→ WHAT TO DO:
Report each line of the data that includes the word "Quotas".
====== SOURCE DATA ======
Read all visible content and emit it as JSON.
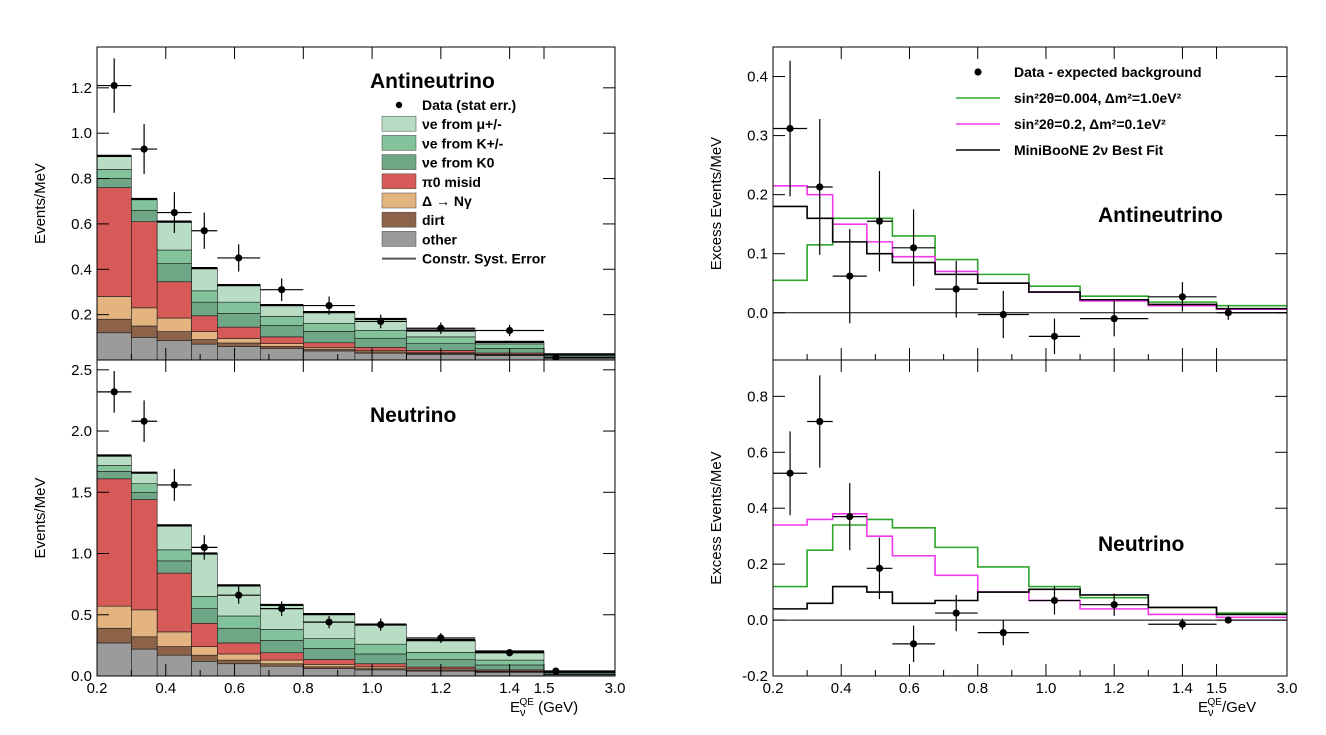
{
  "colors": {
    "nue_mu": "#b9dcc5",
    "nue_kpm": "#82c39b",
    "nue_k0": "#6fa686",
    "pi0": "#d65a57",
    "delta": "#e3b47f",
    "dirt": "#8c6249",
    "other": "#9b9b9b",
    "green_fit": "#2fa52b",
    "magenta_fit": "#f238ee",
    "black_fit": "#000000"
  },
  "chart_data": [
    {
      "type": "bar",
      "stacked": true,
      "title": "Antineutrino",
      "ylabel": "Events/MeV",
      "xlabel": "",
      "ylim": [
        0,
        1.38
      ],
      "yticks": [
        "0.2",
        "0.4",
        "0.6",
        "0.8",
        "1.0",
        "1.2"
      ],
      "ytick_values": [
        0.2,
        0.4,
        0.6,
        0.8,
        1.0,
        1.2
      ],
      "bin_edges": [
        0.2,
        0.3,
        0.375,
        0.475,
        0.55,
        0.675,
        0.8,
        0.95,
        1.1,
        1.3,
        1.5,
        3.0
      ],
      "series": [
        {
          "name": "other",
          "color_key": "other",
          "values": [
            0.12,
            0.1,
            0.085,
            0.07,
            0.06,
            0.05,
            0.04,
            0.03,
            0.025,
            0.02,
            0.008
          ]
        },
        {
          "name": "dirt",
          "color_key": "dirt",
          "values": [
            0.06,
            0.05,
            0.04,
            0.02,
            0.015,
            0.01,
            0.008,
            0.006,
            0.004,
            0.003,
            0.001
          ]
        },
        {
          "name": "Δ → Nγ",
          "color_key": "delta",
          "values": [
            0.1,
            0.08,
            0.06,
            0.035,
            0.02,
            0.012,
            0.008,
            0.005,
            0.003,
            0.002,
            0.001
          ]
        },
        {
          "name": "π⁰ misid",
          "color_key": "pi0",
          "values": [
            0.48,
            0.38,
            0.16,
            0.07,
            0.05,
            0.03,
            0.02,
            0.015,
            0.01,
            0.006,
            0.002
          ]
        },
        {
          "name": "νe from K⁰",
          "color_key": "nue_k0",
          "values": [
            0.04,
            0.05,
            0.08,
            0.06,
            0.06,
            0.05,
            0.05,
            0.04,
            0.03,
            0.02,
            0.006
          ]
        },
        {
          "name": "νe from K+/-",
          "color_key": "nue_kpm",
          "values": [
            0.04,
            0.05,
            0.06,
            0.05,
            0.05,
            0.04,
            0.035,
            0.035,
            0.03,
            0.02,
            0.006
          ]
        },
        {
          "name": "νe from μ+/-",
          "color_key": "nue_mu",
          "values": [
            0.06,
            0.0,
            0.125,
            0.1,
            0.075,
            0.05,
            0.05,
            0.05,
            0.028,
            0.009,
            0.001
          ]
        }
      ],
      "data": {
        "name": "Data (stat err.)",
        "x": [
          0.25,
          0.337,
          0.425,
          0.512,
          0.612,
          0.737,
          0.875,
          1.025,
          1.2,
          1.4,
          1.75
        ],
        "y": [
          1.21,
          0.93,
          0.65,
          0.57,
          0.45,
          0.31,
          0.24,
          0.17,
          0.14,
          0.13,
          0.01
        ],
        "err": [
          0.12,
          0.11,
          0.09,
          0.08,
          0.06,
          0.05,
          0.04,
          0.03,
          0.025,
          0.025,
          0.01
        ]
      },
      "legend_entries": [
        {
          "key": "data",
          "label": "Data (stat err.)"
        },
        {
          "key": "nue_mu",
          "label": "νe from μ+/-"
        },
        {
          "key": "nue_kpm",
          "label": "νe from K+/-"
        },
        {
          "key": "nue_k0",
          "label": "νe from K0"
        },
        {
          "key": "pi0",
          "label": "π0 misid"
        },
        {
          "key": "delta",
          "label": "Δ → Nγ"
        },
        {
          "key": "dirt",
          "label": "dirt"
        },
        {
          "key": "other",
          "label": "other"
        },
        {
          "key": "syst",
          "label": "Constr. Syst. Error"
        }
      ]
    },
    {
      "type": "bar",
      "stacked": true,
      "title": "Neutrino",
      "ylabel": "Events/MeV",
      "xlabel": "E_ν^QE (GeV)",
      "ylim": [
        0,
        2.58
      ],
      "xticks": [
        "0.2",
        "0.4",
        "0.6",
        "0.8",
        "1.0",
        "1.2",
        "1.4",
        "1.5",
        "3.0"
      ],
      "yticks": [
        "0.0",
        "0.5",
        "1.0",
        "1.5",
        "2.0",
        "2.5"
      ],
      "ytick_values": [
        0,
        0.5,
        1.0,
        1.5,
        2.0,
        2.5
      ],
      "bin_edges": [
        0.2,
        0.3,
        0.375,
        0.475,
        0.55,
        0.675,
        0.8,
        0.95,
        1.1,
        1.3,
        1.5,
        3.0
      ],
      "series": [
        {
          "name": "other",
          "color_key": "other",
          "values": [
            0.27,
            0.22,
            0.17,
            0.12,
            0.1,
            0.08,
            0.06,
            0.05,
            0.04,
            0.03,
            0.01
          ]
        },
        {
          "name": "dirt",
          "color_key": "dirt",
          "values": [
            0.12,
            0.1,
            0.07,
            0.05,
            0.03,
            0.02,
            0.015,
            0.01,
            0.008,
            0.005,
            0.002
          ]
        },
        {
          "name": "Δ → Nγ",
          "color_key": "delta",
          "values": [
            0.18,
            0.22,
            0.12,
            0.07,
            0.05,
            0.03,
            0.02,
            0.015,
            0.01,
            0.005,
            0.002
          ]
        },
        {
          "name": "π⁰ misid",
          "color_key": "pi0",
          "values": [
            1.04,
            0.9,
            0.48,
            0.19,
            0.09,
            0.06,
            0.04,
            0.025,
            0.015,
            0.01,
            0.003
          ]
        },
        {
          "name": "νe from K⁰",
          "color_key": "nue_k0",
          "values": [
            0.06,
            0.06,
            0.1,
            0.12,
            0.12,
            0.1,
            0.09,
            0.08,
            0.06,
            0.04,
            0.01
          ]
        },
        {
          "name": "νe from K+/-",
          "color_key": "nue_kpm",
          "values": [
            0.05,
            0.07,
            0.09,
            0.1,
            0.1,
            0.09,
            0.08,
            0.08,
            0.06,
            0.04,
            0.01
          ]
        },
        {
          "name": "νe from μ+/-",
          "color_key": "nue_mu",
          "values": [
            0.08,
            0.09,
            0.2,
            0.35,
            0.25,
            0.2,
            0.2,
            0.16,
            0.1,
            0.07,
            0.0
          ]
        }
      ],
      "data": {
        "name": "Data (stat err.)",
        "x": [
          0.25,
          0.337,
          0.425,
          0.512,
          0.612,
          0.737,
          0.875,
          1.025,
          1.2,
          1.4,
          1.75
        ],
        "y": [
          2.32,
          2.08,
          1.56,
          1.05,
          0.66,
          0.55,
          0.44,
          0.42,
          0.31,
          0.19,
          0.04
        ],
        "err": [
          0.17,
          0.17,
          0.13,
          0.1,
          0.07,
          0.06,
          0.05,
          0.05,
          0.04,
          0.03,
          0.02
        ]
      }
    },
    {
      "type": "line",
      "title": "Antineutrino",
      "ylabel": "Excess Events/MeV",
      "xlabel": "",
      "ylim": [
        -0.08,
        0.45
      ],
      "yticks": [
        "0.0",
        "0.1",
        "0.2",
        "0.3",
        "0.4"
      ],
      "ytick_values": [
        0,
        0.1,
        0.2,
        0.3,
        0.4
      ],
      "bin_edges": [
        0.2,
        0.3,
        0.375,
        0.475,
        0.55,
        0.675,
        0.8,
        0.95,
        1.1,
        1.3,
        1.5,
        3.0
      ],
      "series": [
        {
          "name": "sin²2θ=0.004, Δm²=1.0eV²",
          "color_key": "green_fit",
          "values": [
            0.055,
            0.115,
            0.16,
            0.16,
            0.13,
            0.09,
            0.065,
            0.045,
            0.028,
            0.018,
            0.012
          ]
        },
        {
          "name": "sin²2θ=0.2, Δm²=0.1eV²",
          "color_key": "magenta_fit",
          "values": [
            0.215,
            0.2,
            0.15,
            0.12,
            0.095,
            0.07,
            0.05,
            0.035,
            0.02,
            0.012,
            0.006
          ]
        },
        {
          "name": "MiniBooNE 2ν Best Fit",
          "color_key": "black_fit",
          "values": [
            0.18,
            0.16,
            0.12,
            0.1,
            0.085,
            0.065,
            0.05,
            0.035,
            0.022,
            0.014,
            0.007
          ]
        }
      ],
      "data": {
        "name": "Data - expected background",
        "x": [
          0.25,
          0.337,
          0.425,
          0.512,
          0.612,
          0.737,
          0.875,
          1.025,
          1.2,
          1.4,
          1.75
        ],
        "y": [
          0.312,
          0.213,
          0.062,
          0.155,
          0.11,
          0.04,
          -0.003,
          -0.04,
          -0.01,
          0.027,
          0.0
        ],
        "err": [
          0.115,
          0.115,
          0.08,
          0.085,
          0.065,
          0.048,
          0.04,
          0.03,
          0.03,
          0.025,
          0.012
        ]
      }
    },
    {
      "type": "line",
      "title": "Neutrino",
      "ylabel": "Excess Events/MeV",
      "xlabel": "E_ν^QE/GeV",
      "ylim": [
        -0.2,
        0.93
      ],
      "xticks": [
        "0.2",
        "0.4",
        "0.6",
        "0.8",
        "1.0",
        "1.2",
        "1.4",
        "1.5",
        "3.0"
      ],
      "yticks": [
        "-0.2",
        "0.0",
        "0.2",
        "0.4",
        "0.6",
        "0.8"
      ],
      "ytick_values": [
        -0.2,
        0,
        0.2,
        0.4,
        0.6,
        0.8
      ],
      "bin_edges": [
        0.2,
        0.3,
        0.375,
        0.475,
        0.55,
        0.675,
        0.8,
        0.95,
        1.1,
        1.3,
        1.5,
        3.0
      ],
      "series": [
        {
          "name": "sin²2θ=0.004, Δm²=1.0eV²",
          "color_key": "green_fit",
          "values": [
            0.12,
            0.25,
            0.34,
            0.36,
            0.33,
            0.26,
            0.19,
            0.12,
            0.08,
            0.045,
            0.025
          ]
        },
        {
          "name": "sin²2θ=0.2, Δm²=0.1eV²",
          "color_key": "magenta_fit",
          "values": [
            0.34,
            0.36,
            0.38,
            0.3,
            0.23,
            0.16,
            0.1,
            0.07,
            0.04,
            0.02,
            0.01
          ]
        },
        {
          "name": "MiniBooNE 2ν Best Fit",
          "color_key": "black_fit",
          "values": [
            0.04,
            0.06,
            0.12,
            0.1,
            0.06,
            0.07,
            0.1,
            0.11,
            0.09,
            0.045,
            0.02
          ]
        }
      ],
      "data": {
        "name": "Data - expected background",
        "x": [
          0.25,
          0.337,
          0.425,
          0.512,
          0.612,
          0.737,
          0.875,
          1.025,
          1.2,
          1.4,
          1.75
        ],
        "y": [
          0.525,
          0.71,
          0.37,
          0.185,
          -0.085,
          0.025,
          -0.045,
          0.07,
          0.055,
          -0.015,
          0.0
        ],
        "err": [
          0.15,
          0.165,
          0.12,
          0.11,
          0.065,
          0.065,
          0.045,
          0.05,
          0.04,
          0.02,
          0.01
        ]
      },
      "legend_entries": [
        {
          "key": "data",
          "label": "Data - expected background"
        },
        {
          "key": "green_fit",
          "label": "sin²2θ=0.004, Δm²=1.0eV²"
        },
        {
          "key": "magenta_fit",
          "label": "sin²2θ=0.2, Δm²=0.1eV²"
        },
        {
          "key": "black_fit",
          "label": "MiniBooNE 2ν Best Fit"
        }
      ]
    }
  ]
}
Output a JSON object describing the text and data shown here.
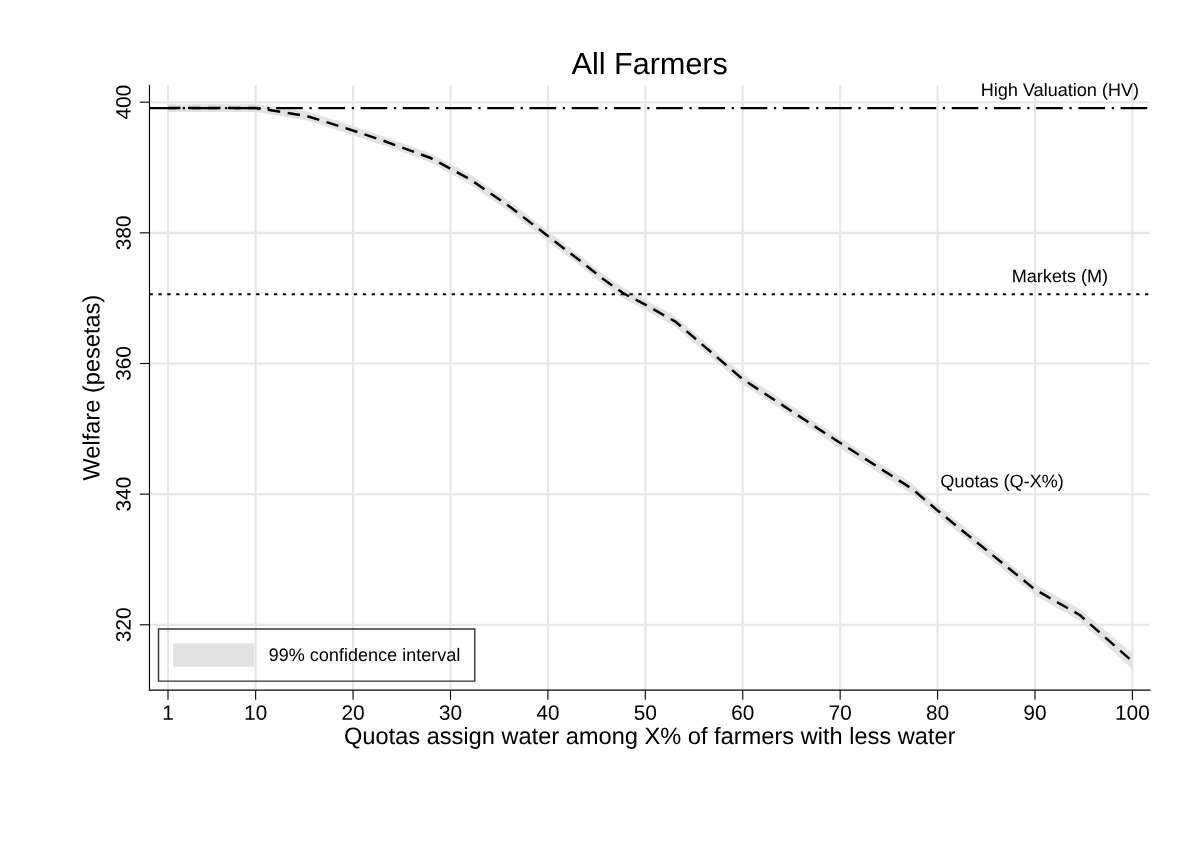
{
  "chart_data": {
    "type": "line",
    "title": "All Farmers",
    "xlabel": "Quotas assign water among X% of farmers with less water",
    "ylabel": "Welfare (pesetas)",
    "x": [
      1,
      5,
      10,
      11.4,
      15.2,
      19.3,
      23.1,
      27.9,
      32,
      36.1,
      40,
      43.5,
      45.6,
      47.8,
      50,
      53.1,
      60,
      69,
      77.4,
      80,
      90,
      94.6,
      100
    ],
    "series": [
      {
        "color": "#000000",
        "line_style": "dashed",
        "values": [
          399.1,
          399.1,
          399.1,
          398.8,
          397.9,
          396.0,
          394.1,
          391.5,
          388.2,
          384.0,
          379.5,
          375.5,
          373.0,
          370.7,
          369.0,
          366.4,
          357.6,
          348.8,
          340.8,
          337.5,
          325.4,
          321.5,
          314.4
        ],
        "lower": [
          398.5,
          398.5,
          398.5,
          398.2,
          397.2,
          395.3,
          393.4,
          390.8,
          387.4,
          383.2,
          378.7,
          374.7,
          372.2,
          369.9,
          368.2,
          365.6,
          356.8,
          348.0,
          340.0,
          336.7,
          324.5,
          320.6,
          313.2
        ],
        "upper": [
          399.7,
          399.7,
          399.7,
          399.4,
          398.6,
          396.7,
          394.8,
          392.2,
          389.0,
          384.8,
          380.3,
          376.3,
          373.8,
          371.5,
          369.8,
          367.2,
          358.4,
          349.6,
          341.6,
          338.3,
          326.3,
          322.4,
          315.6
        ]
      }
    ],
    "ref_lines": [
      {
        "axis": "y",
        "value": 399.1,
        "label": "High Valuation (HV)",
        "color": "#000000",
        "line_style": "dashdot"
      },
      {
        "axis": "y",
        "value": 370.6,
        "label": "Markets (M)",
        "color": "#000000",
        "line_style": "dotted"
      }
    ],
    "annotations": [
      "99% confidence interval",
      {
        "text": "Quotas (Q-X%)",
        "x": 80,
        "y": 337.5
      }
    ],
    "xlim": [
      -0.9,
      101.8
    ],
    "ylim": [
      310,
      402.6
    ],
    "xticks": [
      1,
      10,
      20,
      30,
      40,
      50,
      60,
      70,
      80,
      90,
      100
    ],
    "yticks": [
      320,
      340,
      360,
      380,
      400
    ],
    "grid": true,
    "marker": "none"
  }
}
======
→ TASK RESULT:
    "xlabel": "Quotas assign water among X% of farmers with less water",
        "text": "Quotas (Q-X%)",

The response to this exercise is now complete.